* BEGIN EXTRACTED INFORMATION *

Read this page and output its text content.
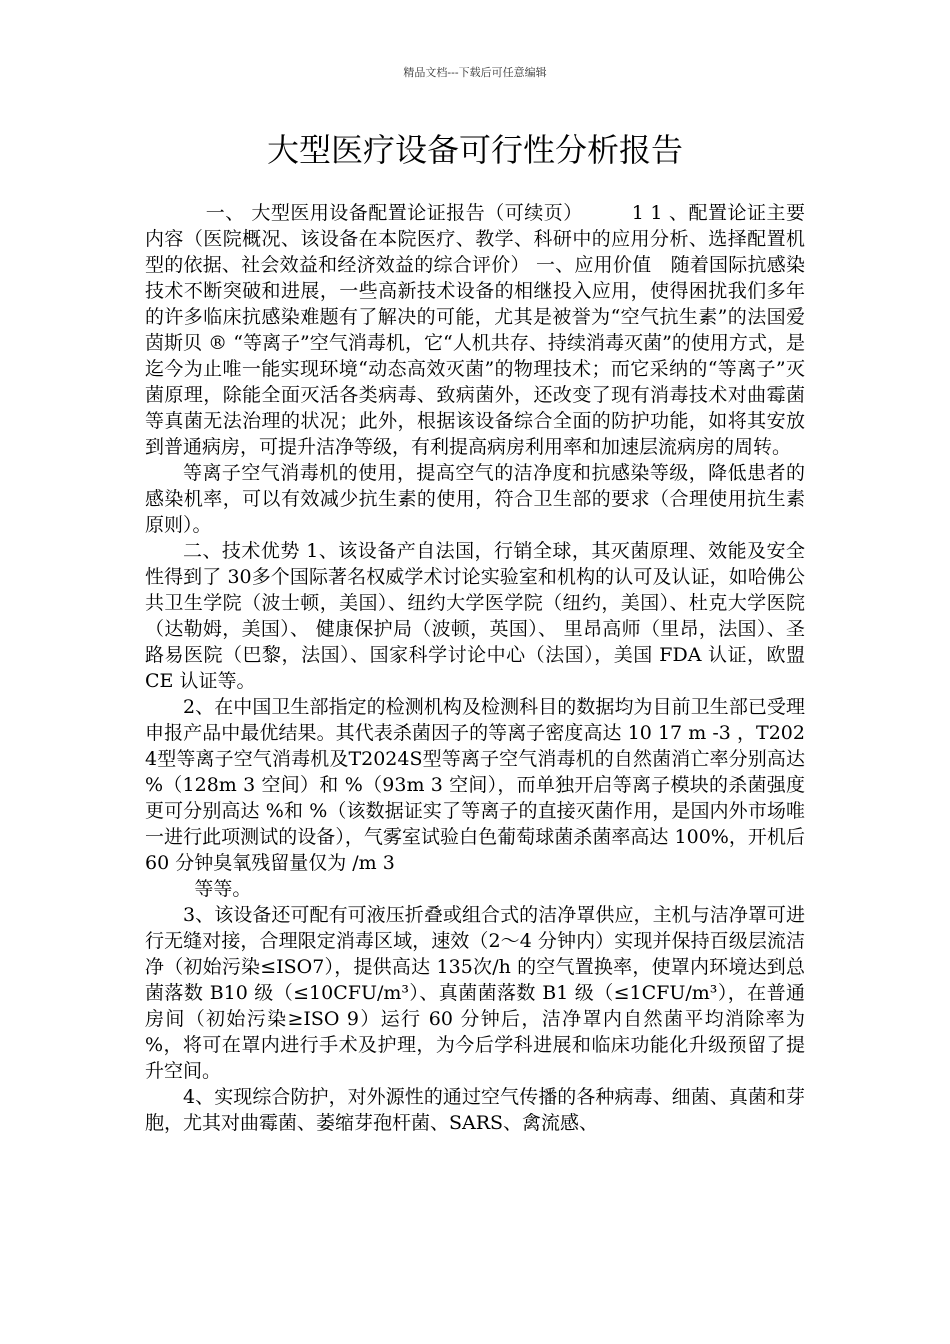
精品文档---下载后可任意编辑
大型医疗设备可行性分析报告

一、 大型医用设备配置论证报告（可续页）　　　1 1 、配置论证主要内容（医院概况、该设备在本院医疗、教学、科研中的应用分析、选择配置机型的依据、社会效益和经济效益的综合评价） 一、应用价值　随着国际抗感染技术不断突破和进展，一些高新技术设备的相继投入应用，使得困扰我们多年的许多临床抗感染难题有了解决的可能，尤其是被誉为“空气抗生素”的法国爱茵斯贝 ® “等离子”空气消毒机，它“人机共存、持续消毒灭菌”的使用方式，是迄今为止唯一能实现环境“动态高效灭菌”的物理技术；而它采纳的“等离子”灭菌原理，除能全面灭活各类病毒、致病菌外，还改变了现有消毒技术对曲霉菌等真菌无法治理的状况；此外，根据该设备综合全面的防护功能，如将其安放到普通病房，可提升洁净等级，有利提高病房利用率和加速层流病房的周转。

等离子空气消毒机的使用，提高空气的洁净度和抗感染等级，降低患者的感染机率，可以有效减少抗生素的使用，符合卫生部的要求（合理使用抗生素原则）。

二、技术优势 1、该设备产自法国，行销全球，其灭菌原理、效能及安全性得到了 30多个国际著名权威学术讨论实验室和机构的认可及认证，如哈佛公共卫生学院（波士顿，美国）、纽约大学医学院（纽约，美国）、杜克大学医院（达勒姆，美国）、 健康保护局（波顿，英国）、 里昂高师（里昂，法国）、圣路易医院（巴黎，法国）、国家科学讨论中心（法国），美国 FDA 认证，欧盟 CE 认证等。

2、在中国卫生部指定的检测机构及检测科目的数据均为目前卫生部已受理申报产品中最优结果。其代表杀菌因子的等离子密度高达 10 17 m -3 ，T2024型等离子空气消毒机及T2024S型等离子空气消毒机的自然菌消亡率分别高达 %（128m 3 空间）和 %（93m 3 空间），而单独开启等离子模块的杀菌强度更可分别高达 %和 %（该数据证实了等离子的直接灭菌作用，是国内外市场唯一进行此项测试的设备），气雾室试验白色葡萄球菌杀菌率高达 100%，开机后 60 分钟臭氧残留量仅为 /m 3

等等。

3、该设备还可配有可液压折叠或组合式的洁净罩供应，主机与洁净罩可进行无缝对接，合理限定消毒区域，速效（2～4 分钟内）实现并保持百级层流洁净（初始污染≤ISO7），提供高达 135次/h 的空气置换率，使罩内环境达到总菌落数 B10 级（≤10CFU/m³）、真菌菌落数 B1 级（≤1CFU/m³），在普通房间（初始污染≥ISO 9）运行 60 分钟后，洁净罩内自然菌平均消除率为 %，将可在罩内进行手术及护理，为今后学科进展和临床功能化升级预留了提升空间。

4、实现综合防护，对外源性的通过空气传播的各种病毒、细菌、真菌和芽胞，尤其对曲霉菌、萎缩芽孢杆菌、SARS、禽流感、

* END EXTRACTED INFORMATION *

_REQUIREMENTS_.
Omit the pictures and reproduce the listing exactly.

_SOLUTION FOR THIS TASK_.
Read this page and output its text content.
精品文档---下载后可任意编辑
大型医疗设备可行性分析报告

一、 大型医用设备配置论证报告（可续页）　　　1 1 、配置论证主要内容（医院概况、该设备在本院医疗、教学、科研中的应用分析、选择配置机型的依据、社会效益和经济效益的综合评价） 一、应用价值　随着国际抗感染技术不断突破和进展，一些高新技术设备的相继投入应用，使得困扰我们多年的许多临床抗感染难题有了解决的可能，尤其是被誉为“空气抗生素”的法国爱茵斯贝 ® “等离子”空气消毒机，它“人机共存、持续消毒灭菌”的使用方式，是迄今为止唯一能实现环境“动态高效灭菌”的物理技术；而它采纳的“等离子”灭菌原理，除能全面灭活各类病毒、致病菌外，还改变了现有消毒技术对曲霉菌等真菌无法治理的状况；此外，根据该设备综合全面的防护功能，如将其安放到普通病房，可提升洁净等级，有利提高病房利用率和加速层流病房的周转。

等离子空气消毒机的使用，提高空气的洁净度和抗感染等级，降低患者的感染机率，可以有效减少抗生素的使用，符合卫生部的要求（合理使用抗生素原则）。

二、技术优势 1、该设备产自法国，行销全球，其灭菌原理、效能及安全性得到了 30多个国际著名权威学术讨论实验室和机构的认可及认证，如哈佛公共卫生学院（波士顿，美国）、纽约大学医学院（纽约，美国）、杜克大学医院（达勒姆，美国）、 健康保护局（波顿，英国）、 里昂高师（里昂，法国）、圣路易医院（巴黎，法国）、国家科学讨论中心（法国），美国 FDA 认证，欧盟 CE 认证等。

2、在中国卫生部指定的检测机构及检测科目的数据均为目前卫生部已受理申报产品中最优结果。其代表杀菌因子的等离子密度高达 10 17 m -3 ，T2024型等离子空气消毒机及T2024S型等离子空气消毒机的自然菌消亡率分别高达 %（128m 3 空间）和 %（93m 3 空间），而单独开启等离子模块的杀菌强度更可分别高达 %和 %（该数据证实了等离子的直接灭菌作用，是国内外市场唯一进行此项测试的设备），气雾室试验白色葡萄球菌杀菌率高达 100%，开机后 60 分钟臭氧残留量仅为 /m 3

等等。

3、该设备还可配有可液压折叠或组合式的洁净罩供应，主机与洁净罩可进行无缝对接，合理限定消毒区域，速效（2～4 分钟内）实现并保持百级层流洁净（初始污染≤ISO7），提供高达 135次/h 的空气置换率，使罩内环境达到总菌落数 B10 级（≤10CFU/m³）、真菌菌落数 B1 级（≤1CFU/m³），在普通房间（初始污染≥ISO 9）运行 60 分钟后，洁净罩内自然菌平均消除率为 %，将可在罩内进行手术及护理，为今后学科进展和临床功能化升级预留了提升空间。

4、实现综合防护，对外源性的通过空气传播的各种病毒、细菌、真菌和芽胞，尤其对曲霉菌、萎缩芽孢杆菌、SARS、禽流感、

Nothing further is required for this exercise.